_REQUEST_:
The records below must be output exactly, without pictures.

· · · · ·

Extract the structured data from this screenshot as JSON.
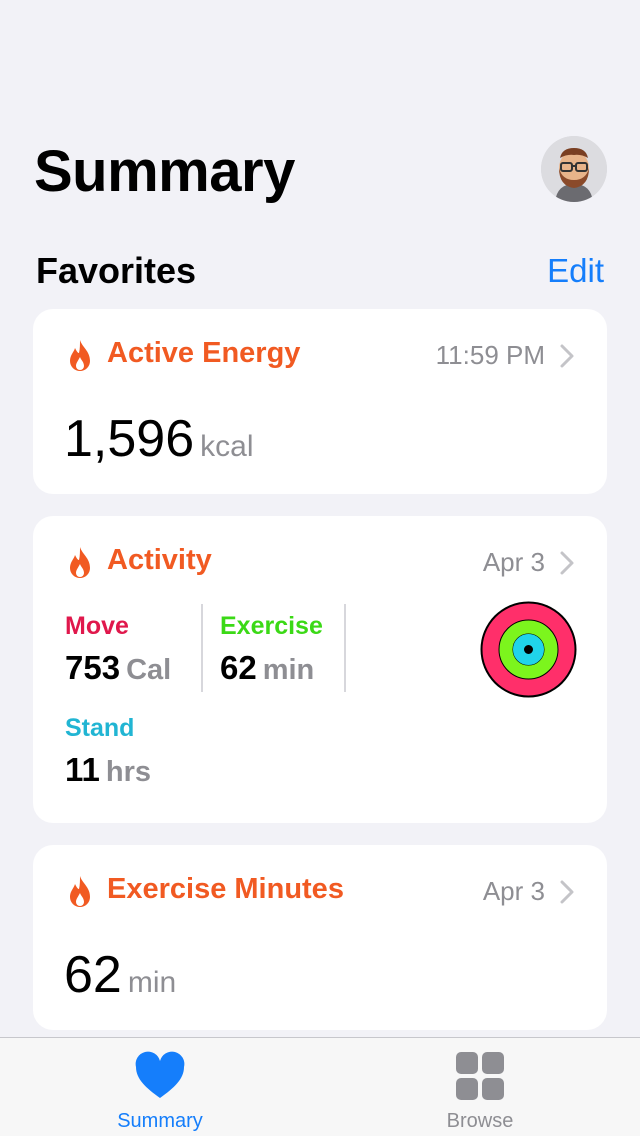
{
  "header": {
    "title": "Summary"
  },
  "favorites": {
    "title": "Favorites",
    "edit_label": "Edit"
  },
  "cards": {
    "active_energy": {
      "title": "Active Energy",
      "time": "11:59 PM",
      "value": "1,596",
      "unit": "kcal"
    },
    "activity": {
      "title": "Activity",
      "date": "Apr 3",
      "move": {
        "label": "Move",
        "value": "753",
        "unit": "Cal"
      },
      "exercise": {
        "label": "Exercise",
        "value": "62",
        "unit": "min"
      },
      "stand": {
        "label": "Stand",
        "value": "11",
        "unit": "hrs"
      }
    },
    "exercise_minutes": {
      "title": "Exercise Minutes",
      "date": "Apr 3",
      "value": "62",
      "unit": "min"
    }
  },
  "tabbar": {
    "summary_label": "Summary",
    "browse_label": "Browse"
  },
  "colors": {
    "accent": "#157efb",
    "flame": "#f15a22",
    "move": "#e0184c",
    "exercise": "#3bd916",
    "stand": "#21b5d3",
    "secondary": "#8e8e93"
  },
  "icons": [
    "avatar-memoji",
    "flame-icon",
    "chevron-right-icon",
    "activity-rings-icon",
    "heart-icon",
    "grid-icon"
  ]
}
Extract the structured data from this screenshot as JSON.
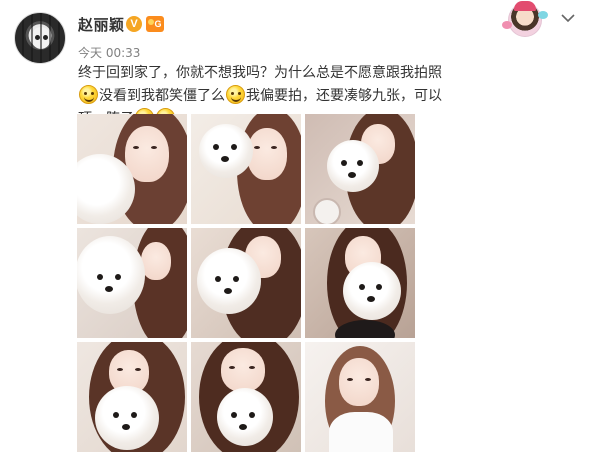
{
  "post": {
    "username": "赵丽颖",
    "verified_badge": "V",
    "level_badge": "G",
    "time": "今天 00:33",
    "text_1": "终于回到家了，你就不想我吗？为什么总是不愿意跟我拍照",
    "text_2": "没看到我都笑僵了么",
    "text_3": "我偏要拍，还要凑够九张，可以顶一阵子"
  },
  "icons": {
    "avatar": "user-avatar-icon",
    "chevron": "chevron-down-icon",
    "emoji_1": "smirk-emoji-icon",
    "emoji_2": "grin-emoji-icon",
    "emoji_3": "wink-emoji-icon"
  },
  "colors": {
    "verified": "#f5a623",
    "level": "#fb8c1d",
    "username": "#333333",
    "time": "#808080"
  },
  "photos": [
    {
      "label": "photo-1"
    },
    {
      "label": "photo-2"
    },
    {
      "label": "photo-3"
    },
    {
      "label": "photo-4"
    },
    {
      "label": "photo-5"
    },
    {
      "label": "photo-6"
    },
    {
      "label": "photo-7"
    },
    {
      "label": "photo-8"
    },
    {
      "label": "photo-9"
    }
  ]
}
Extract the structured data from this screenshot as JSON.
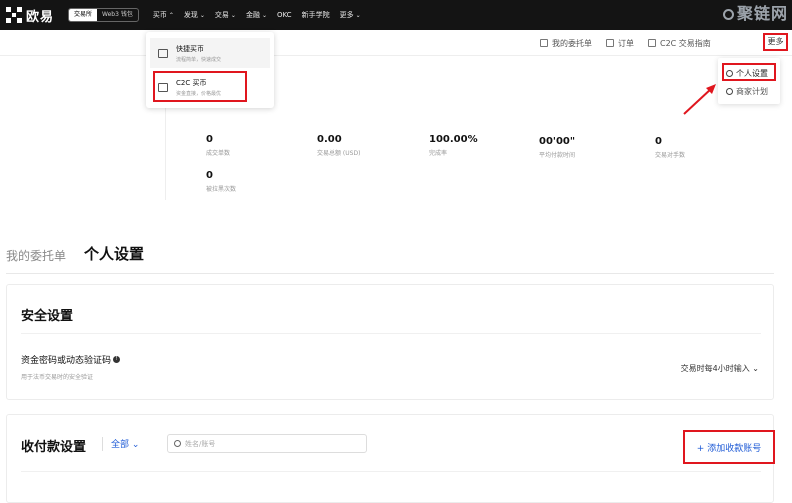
{
  "topnav": {
    "logo_text": "欧易",
    "mode_buttons": [
      "交易所",
      "Web3 钱包"
    ],
    "items": [
      {
        "label": "买币",
        "chevron": "⌃"
      },
      {
        "label": "发现",
        "chevron": "⌄"
      },
      {
        "label": "交易",
        "chevron": "⌄"
      },
      {
        "label": "金融",
        "chevron": "⌄"
      },
      {
        "label": "OKC",
        "chevron": ""
      },
      {
        "label": "新手学院",
        "chevron": ""
      },
      {
        "label": "更多",
        "chevron": "⌄"
      }
    ]
  },
  "watermark": "聚链网",
  "subheader": {
    "links": [
      "我的委托单",
      "订单",
      "C2C 交易指南"
    ],
    "more_label": "更多"
  },
  "buy_dropdown": {
    "items": [
      {
        "title": "快捷买币",
        "subtitle": "流程简单，快速成交"
      },
      {
        "title": "C2C 买币",
        "subtitle": "资金直接，价格最优"
      }
    ]
  },
  "more_menu": {
    "items": [
      "个人设置",
      "商家计划"
    ]
  },
  "stats": [
    {
      "value": "0",
      "label": "成交单数"
    },
    {
      "value": "0.00",
      "label": "交易总额 (USD)"
    },
    {
      "value": "100.00%",
      "label": "完成率"
    },
    {
      "value": "00'00\"",
      "label": "平均付款时间"
    },
    {
      "value": "0",
      "label": "交易对手数"
    },
    {
      "value": "0",
      "label": "被拉黑次数"
    }
  ],
  "tabs": [
    "我的委托单",
    "个人设置"
  ],
  "security": {
    "title": "安全设置",
    "item_label": "资金密码或动态验证码",
    "item_desc": "用于法币交易时的安全验证",
    "item_value": "交易时每4小时输入 ⌄"
  },
  "payment": {
    "title": "收付款设置",
    "filter_label": "全部 ⌄",
    "search_placeholder": "姓名/账号",
    "add_button": "+ 添加收款账号"
  },
  "colors": {
    "highlight": "#e0161e",
    "link": "#1f5bd6",
    "nav_bg": "#141414"
  }
}
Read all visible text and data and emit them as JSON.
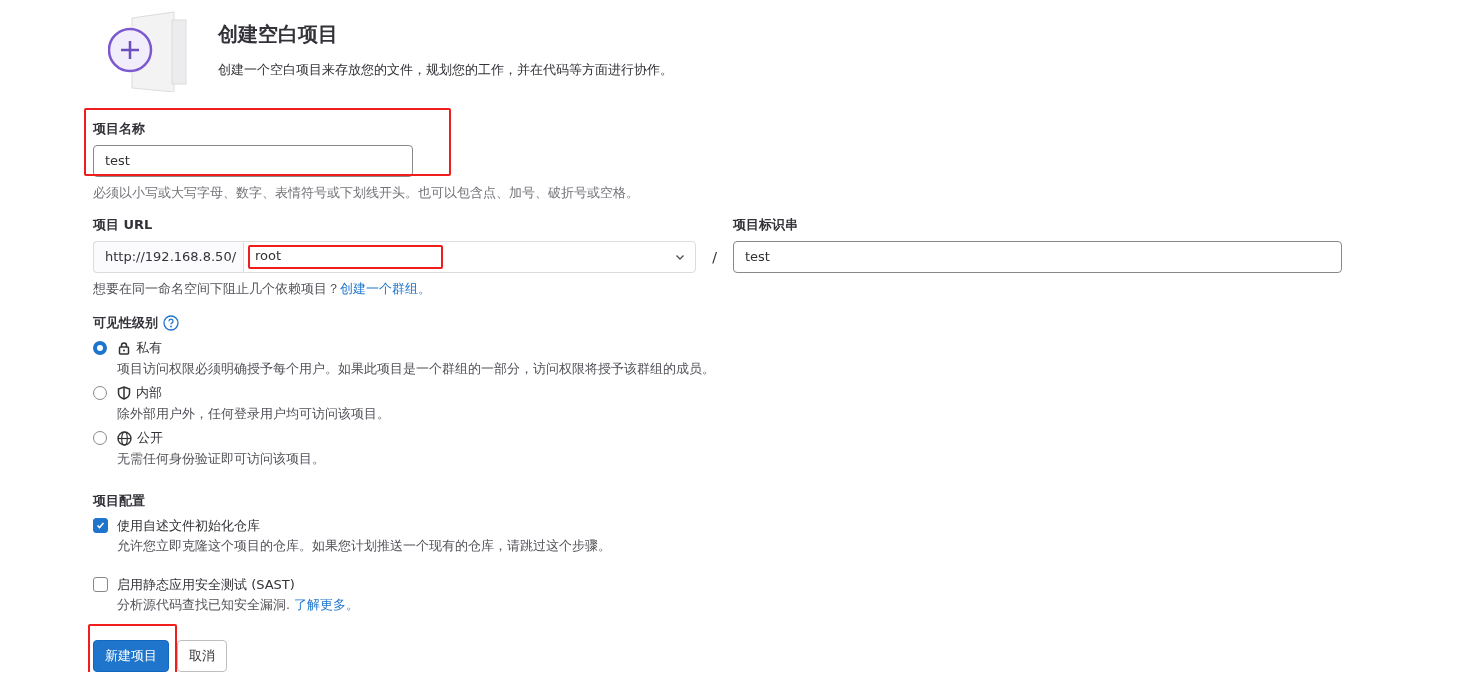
{
  "header": {
    "title": "创建空白项目",
    "description": "创建一个空白项目来存放您的文件，规划您的工作，并在代码等方面进行协作。"
  },
  "project_name": {
    "label": "项目名称",
    "value": "test",
    "highlighted": true,
    "hint": "必须以小写或大写字母、数字、表情符号或下划线开头。也可以包含点、加号、破折号或空格。"
  },
  "project_url": {
    "label": "项目 URL",
    "prefix": "http://192.168.8.50/",
    "namespace": "root",
    "namespace_highlighted": true,
    "separator": "/"
  },
  "project_slug": {
    "label": "项目标识串",
    "value": "test"
  },
  "url_hint": {
    "text": "想要在同一命名空间下阻止几个依赖项目？",
    "link": "创建一个群组。"
  },
  "visibility": {
    "label": "可见性级别",
    "options": [
      {
        "label": "私有",
        "description": "项目访问权限必须明确授予每个用户。如果此项目是一个群组的一部分，访问权限将授予该群组的成员。",
        "selected": true
      },
      {
        "label": "内部",
        "description": "除外部用户外，任何登录用户均可访问该项目。",
        "selected": false
      },
      {
        "label": "公开",
        "description": "无需任何身份验证即可访问该项目。",
        "selected": false
      }
    ]
  },
  "configuration": {
    "label": "项目配置",
    "options": [
      {
        "label": "使用自述文件初始化仓库",
        "description": "允许您立即克隆这个项目的仓库。如果您计划推送一个现有的仓库，请跳过这个步骤。",
        "checked": true
      },
      {
        "label": "启用静态应用安全测试 (SAST)",
        "description": "分析源代码查找已知安全漏洞. ",
        "link": "了解更多。",
        "checked": false
      }
    ]
  },
  "buttons": [
    {
      "label": "新建项目",
      "kind": "primary",
      "highlighted": true
    },
    {
      "label": "取消",
      "kind": "secondary",
      "highlighted": false
    }
  ]
}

· · · · ·

_OUTPUT OF THE TASK_:
Extract the structured data from this screenshot as JSON.
{
  "header": {
    "title": "Summary"
  },
  "favorites": {
    "title": "Favorites",
    "edit_label": "Edit"
  },
  "cards": {
    "active_energy": {
      "title": "Active Energy",
      "time": "11:59 PM",
      "value": "1,596",
      "unit": "kcal"
    },
    "activity": {
      "title": "Activity",
      "date": "Apr 3",
      "move": {
        "label": "Move",
        "value": "753",
        "unit": "Cal"
      },
      "exercise": {
        "label": "Exercise",
        "value": "62",
        "unit": "min"
      },
      "stand": {
        "label": "Stand",
        "value": "11",
        "unit": "hrs"
      }
    },
    "exercise_minutes": {
      "title": "Exercise Minutes",
      "date": "Apr 3",
      "value": "62",
      "unit": "min"
    }
  },
  "tabbar": {
    "summary_label": "Summary",
    "browse_label": "Browse"
  },
  "colors": {
    "accent": "#157efb",
    "flame": "#f15a22",
    "move": "#e0184c",
    "exercise": "#3bd916",
    "stand": "#21b5d3",
    "secondary": "#8e8e93"
  },
  "icons": [
    "avatar-memoji",
    "flame-icon",
    "chevron-right-icon",
    "activity-rings-icon",
    "heart-icon",
    "grid-icon"
  ]
}
Extract the structured data from this screenshot as JSON.
{
  "post": {
    "username": "赵丽颖",
    "verified_badge": "V",
    "level_badge": "G",
    "time": "今天 00:33",
    "text_1": "终于回到家了，你就不想我吗？为什么总是不愿意跟我拍照",
    "text_2": "没看到我都笑僵了么",
    "text_3": "我偏要拍，还要凑够九张，可以顶一阵子"
  },
  "icons": {
    "avatar": "user-avatar-icon",
    "chevron": "chevron-down-icon",
    "emoji_1": "smirk-emoji-icon",
    "emoji_2": "grin-emoji-icon",
    "emoji_3": "wink-emoji-icon"
  },
  "colors": {
    "verified": "#f5a623",
    "level": "#fb8c1d",
    "username": "#333333",
    "time": "#808080"
  },
  "photos": [
    {
      "label": "photo-1"
    },
    {
      "label": "photo-2"
    },
    {
      "label": "photo-3"
    },
    {
      "label": "photo-4"
    },
    {
      "label": "photo-5"
    },
    {
      "label": "photo-6"
    },
    {
      "label": "photo-7"
    },
    {
      "label": "photo-8"
    },
    {
      "label": "photo-9"
    }
  ]
}
Extract the structured data from this screenshot as JSON.
{
  "topnav": {
    "logo_text": "欧易",
    "mode_buttons": [
      "交易所",
      "Web3 钱包"
    ],
    "items": [
      {
        "label": "买币",
        "chevron": "⌃"
      },
      {
        "label": "发现",
        "chevron": "⌄"
      },
      {
        "label": "交易",
        "chevron": "⌄"
      },
      {
        "label": "金融",
        "chevron": "⌄"
      },
      {
        "label": "OKC",
        "chevron": ""
      },
      {
        "label": "新手学院",
        "chevron": ""
      },
      {
        "label": "更多",
        "chevron": "⌄"
      }
    ]
  },
  "watermark": "聚链网",
  "subheader": {
    "links": [
      "我的委托单",
      "订单",
      "C2C 交易指南"
    ],
    "more_label": "更多"
  },
  "buy_dropdown": {
    "items": [
      {
        "title": "快捷买币",
        "subtitle": "流程简单，快速成交"
      },
      {
        "title": "C2C 买币",
        "subtitle": "资金直接，价格最优"
      }
    ]
  },
  "more_menu": {
    "items": [
      "个人设置",
      "商家计划"
    ]
  },
  "stats": [
    {
      "value": "0",
      "label": "成交单数"
    },
    {
      "value": "0.00",
      "label": "交易总额 (USD)"
    },
    {
      "value": "100.00%",
      "label": "完成率"
    },
    {
      "value": "00'00\"",
      "label": "平均付款时间"
    },
    {
      "value": "0",
      "label": "交易对手数"
    },
    {
      "value": "0",
      "label": "被拉黑次数"
    }
  ],
  "tabs": [
    "我的委托单",
    "个人设置"
  ],
  "security": {
    "title": "安全设置",
    "item_label": "资金密码或动态验证码",
    "item_desc": "用于法币交易时的安全验证",
    "item_value": "交易时每4小时输入 ⌄"
  },
  "payment": {
    "title": "收付款设置",
    "filter_label": "全部 ⌄",
    "search_placeholder": "姓名/账号",
    "add_button": "+ 添加收款账号"
  },
  "colors": {
    "highlight": "#e0161e",
    "link": "#1f5bd6",
    "nav_bg": "#141414"
  }
}
Read all visible text and data and emit them as JSON.
{
  "header": {
    "title": "创建空白项目",
    "description": "创建一个空白项目来存放您的文件，规划您的工作，并在代码等方面进行协作。"
  },
  "project_name": {
    "label": "项目名称",
    "value": "test",
    "highlighted": true,
    "hint": "必须以小写或大写字母、数字、表情符号或下划线开头。也可以包含点、加号、破折号或空格。"
  },
  "project_url": {
    "label": "项目 URL",
    "prefix": "http://192.168.8.50/",
    "namespace": "root",
    "namespace_highlighted": true,
    "separator": "/"
  },
  "project_slug": {
    "label": "项目标识串",
    "value": "test"
  },
  "url_hint": {
    "text": "想要在同一命名空间下阻止几个依赖项目？",
    "link": "创建一个群组。"
  },
  "visibility": {
    "label": "可见性级别",
    "options": [
      {
        "label": "私有",
        "description": "项目访问权限必须明确授予每个用户。如果此项目是一个群组的一部分，访问权限将授予该群组的成员。",
        "selected": true
      },
      {
        "label": "内部",
        "description": "除外部用户外，任何登录用户均可访问该项目。",
        "selected": false
      },
      {
        "label": "公开",
        "description": "无需任何身份验证即可访问该项目。",
        "selected": false
      }
    ]
  },
  "configuration": {
    "label": "项目配置",
    "options": [
      {
        "label": "使用自述文件初始化仓库",
        "description": "允许您立即克隆这个项目的仓库。如果您计划推送一个现有的仓库，请跳过这个步骤。",
        "checked": true
      },
      {
        "label": "启用静态应用安全测试 (SAST)",
        "description": "分析源代码查找已知安全漏洞. ",
        "link": "了解更多。",
        "checked": false
      }
    ]
  },
  "buttons": [
    {
      "label": "新建项目",
      "kind": "primary",
      "highlighted": true
    },
    {
      "label": "取消",
      "kind": "secondary",
      "highlighted": false
    }
  ]
}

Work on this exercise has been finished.